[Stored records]
+--
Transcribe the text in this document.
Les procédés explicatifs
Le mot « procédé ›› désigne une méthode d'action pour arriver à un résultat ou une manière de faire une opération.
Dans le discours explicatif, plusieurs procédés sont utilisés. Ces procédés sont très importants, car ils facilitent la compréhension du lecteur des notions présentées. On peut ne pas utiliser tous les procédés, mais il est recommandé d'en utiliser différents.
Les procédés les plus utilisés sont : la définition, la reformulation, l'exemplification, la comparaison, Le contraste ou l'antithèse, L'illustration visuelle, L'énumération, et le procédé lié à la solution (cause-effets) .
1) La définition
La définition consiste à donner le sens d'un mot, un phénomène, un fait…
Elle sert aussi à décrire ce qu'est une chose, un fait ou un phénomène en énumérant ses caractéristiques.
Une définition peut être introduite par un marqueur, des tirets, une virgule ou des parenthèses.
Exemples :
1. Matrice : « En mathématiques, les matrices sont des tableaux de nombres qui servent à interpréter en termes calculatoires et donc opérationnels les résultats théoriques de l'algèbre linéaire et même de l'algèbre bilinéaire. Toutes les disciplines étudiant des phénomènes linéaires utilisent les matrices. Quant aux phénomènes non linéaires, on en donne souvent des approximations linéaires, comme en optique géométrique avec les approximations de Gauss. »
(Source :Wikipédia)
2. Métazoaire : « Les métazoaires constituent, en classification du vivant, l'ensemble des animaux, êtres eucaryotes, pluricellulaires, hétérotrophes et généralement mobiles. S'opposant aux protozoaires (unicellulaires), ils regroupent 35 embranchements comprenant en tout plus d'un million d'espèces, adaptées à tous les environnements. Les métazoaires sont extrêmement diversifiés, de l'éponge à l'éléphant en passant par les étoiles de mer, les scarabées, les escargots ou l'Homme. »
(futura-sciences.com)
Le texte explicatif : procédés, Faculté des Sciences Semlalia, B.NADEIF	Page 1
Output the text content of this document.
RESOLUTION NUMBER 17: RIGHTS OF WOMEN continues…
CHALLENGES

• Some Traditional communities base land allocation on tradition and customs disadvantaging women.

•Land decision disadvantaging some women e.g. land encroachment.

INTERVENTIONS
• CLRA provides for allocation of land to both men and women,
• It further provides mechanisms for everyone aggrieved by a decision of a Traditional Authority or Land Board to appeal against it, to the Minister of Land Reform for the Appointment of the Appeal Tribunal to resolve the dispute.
+--
▶ _Job_: Repeat exactly, and only, the lines of the records above, starting with the line that contains "Output the text content of this document." and ending with the final line, both included.

▶ _Response to the exercise_:
Output the text content of this document.
RESOLUTION NUMBER 17: RIGHTS OF WOMEN continues…
CHALLENGES

• Some Traditional communities base land allocation on tradition and customs disadvantaging women.

•Land decision disadvantaging some women e.g. land encroachment.

INTERVENTIONS
• CLRA provides for allocation of land to both men and women,
• It further provides mechanisms for everyone aggrieved by a decision of a Traditional Authority or Land Board to appeal against it, to the Minister of Land Reform for the Appointment of the Appeal Tribunal to resolve the dispute.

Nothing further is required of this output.